EXERCISE OBJECTIVE
Write out all the data again, exactly as it stands.

STORED DATA

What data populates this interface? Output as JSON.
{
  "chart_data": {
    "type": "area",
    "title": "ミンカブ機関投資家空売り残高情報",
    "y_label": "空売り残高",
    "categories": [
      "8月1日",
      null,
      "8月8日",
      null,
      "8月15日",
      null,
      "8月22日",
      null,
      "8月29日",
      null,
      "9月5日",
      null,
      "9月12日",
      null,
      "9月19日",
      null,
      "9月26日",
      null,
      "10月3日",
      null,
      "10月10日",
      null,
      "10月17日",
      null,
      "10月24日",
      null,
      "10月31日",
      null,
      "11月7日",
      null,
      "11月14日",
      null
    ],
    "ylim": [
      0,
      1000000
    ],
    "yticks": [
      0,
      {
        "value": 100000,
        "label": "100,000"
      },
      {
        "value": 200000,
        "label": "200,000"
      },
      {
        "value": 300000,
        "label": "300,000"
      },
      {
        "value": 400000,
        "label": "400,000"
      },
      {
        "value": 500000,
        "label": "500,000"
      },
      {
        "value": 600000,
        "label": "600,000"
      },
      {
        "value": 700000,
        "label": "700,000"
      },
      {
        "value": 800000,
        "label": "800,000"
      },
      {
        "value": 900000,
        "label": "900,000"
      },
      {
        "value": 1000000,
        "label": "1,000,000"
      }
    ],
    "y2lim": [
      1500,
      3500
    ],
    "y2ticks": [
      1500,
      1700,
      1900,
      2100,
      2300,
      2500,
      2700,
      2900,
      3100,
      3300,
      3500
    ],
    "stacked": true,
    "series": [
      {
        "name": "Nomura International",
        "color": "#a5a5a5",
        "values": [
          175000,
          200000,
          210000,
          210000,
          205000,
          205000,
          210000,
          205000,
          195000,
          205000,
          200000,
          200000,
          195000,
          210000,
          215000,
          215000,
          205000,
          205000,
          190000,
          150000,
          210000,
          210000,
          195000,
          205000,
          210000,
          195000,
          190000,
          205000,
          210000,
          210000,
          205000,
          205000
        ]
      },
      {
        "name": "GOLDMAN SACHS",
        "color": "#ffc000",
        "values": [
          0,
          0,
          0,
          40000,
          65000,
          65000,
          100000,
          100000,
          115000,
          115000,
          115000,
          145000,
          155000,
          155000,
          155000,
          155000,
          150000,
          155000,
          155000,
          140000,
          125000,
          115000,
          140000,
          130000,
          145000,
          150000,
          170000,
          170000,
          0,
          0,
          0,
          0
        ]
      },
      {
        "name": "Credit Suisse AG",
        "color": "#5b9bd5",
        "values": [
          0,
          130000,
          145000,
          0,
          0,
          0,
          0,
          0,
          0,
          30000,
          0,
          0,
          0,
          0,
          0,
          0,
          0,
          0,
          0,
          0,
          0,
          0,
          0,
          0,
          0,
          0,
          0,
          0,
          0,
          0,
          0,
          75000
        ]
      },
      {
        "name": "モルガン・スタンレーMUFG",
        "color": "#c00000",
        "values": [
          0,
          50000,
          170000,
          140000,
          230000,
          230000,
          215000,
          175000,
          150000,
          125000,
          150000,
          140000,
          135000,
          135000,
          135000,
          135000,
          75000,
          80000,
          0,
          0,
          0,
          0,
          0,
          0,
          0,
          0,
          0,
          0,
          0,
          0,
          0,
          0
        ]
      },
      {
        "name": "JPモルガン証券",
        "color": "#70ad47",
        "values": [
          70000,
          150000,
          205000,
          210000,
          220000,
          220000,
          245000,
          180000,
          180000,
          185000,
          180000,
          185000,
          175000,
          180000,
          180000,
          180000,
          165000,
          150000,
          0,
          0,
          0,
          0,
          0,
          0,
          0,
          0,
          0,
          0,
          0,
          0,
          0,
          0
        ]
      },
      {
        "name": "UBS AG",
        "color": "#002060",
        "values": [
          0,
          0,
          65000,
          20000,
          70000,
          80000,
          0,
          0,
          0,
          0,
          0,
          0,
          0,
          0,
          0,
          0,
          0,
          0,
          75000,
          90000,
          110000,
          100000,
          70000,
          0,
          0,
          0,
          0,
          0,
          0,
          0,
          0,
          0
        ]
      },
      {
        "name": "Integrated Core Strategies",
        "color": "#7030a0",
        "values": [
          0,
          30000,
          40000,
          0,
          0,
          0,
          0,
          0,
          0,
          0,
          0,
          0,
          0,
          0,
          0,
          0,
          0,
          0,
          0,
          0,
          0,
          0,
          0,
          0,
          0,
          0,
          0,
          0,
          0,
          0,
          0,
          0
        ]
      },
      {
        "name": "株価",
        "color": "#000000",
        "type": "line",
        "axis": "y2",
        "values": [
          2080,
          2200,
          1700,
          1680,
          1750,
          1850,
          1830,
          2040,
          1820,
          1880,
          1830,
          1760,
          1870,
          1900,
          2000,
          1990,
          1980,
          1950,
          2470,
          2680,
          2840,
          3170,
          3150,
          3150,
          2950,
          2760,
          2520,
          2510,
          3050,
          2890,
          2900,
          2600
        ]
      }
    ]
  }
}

TASK OUTPUT
What data populates this interface? Output as JSON.
{
  "chart_data": {
    "type": "area",
    "title": "ミンカブ機関投資家空売り残高情報",
    "y_label": "空売り残高",
    "categories": [
      "8月1日",
      null,
      "8月8日",
      null,
      "8月15日",
      null,
      "8月22日",
      null,
      "8月29日",
      null,
      "9月5日",
      null,
      "9月12日",
      null,
      "9月19日",
      null,
      "9月26日",
      null,
      "10月3日",
      null,
      "10月10日",
      null,
      "10月17日",
      null,
      "10月24日",
      null,
      "10月31日",
      null,
      "11月7日",
      null,
      "11月14日",
      null
    ],
    "ylim": [
      0,
      1000000
    ],
    "yticks": [
      0,
      {
        "value": 100000,
        "label": "100,000"
      },
      {
        "value": 200000,
        "label": "200,000"
      },
      {
        "value": 300000,
        "label": "300,000"
      },
      {
        "value": 400000,
        "label": "400,000"
      },
      {
        "value": 500000,
        "label": "500,000"
      },
      {
        "value": 600000,
        "label": "600,000"
      },
      {
        "value": 700000,
        "label": "700,000"
      },
      {
        "value": 800000,
        "label": "800,000"
      },
      {
        "value": 900000,
        "label": "900,000"
      },
      {
        "value": 1000000,
        "label": "1,000,000"
      }
    ],
    "y2lim": [
      1500,
      3500
    ],
    "y2ticks": [
      1500,
      1700,
      1900,
      2100,
      2300,
      2500,
      2700,
      2900,
      3100,
      3300,
      3500
    ],
    "stacked": true,
    "series": [
      {
        "name": "Nomura International",
        "color": "#a5a5a5",
        "values": [
          175000,
          200000,
          210000,
          210000,
          205000,
          205000,
          210000,
          205000,
          195000,
          205000,
          200000,
          200000,
          195000,
          210000,
          215000,
          215000,
          205000,
          205000,
          190000,
          150000,
          210000,
          210000,
          195000,
          205000,
          210000,
          195000,
          190000,
          205000,
          210000,
          210000,
          205000,
          205000
        ]
      },
      {
        "name": "GOLDMAN SACHS",
        "color": "#ffc000",
        "values": [
          0,
          0,
          0,
          40000,
          65000,
          65000,
          100000,
          100000,
          115000,
          115000,
          115000,
          145000,
          155000,
          155000,
          155000,
          155000,
          150000,
          155000,
          155000,
          140000,
          125000,
          115000,
          140000,
          130000,
          145000,
          150000,
          170000,
          170000,
          0,
          0,
          0,
          0
        ]
      },
      {
        "name": "Credit Suisse AG",
        "color": "#5b9bd5",
        "values": [
          0,
          130000,
          145000,
          0,
          0,
          0,
          0,
          0,
          0,
          30000,
          0,
          0,
          0,
          0,
          0,
          0,
          0,
          0,
          0,
          0,
          0,
          0,
          0,
          0,
          0,
          0,
          0,
          0,
          0,
          0,
          0,
          75000
        ]
      },
      {
        "name": "モルガン・スタンレーMUFG",
        "color": "#c00000",
        "values": [
          0,
          50000,
          170000,
          140000,
          230000,
          230000,
          215000,
          175000,
          150000,
          125000,
          150000,
          140000,
          135000,
          135000,
          135000,
          135000,
          75000,
          80000,
          0,
          0,
          0,
          0,
          0,
          0,
          0,
          0,
          0,
          0,
          0,
          0,
          0,
          0
        ]
      },
      {
        "name": "JPモルガン証券",
        "color": "#70ad47",
        "values": [
          70000,
          150000,
          205000,
          210000,
          220000,
          220000,
          245000,
          180000,
          180000,
          185000,
          180000,
          185000,
          175000,
          180000,
          180000,
          180000,
          165000,
          150000,
          0,
          0,
          0,
          0,
          0,
          0,
          0,
          0,
          0,
          0,
          0,
          0,
          0,
          0
        ]
      },
      {
        "name": "UBS AG",
        "color": "#002060",
        "values": [
          0,
          0,
          65000,
          20000,
          70000,
          80000,
          0,
          0,
          0,
          0,
          0,
          0,
          0,
          0,
          0,
          0,
          0,
          0,
          75000,
          90000,
          110000,
          100000,
          70000,
          0,
          0,
          0,
          0,
          0,
          0,
          0,
          0,
          0
        ]
      },
      {
        "name": "Integrated Core Strategies",
        "color": "#7030a0",
        "values": [
          0,
          30000,
          40000,
          0,
          0,
          0,
          0,
          0,
          0,
          0,
          0,
          0,
          0,
          0,
          0,
          0,
          0,
          0,
          0,
          0,
          0,
          0,
          0,
          0,
          0,
          0,
          0,
          0,
          0,
          0,
          0,
          0
        ]
      },
      {
        "name": "株価",
        "color": "#000000",
        "type": "line",
        "axis": "y2",
        "values": [
          2080,
          2200,
          1700,
          1680,
          1750,
          1850,
          1830,
          2040,
          1820,
          1880,
          1830,
          1760,
          1870,
          1900,
          2000,
          1990,
          1980,
          1950,
          2470,
          2680,
          2840,
          3170,
          3150,
          3150,
          2950,
          2760,
          2520,
          2510,
          3050,
          2890,
          2900,
          2600
        ]
      }
    ]
  }
}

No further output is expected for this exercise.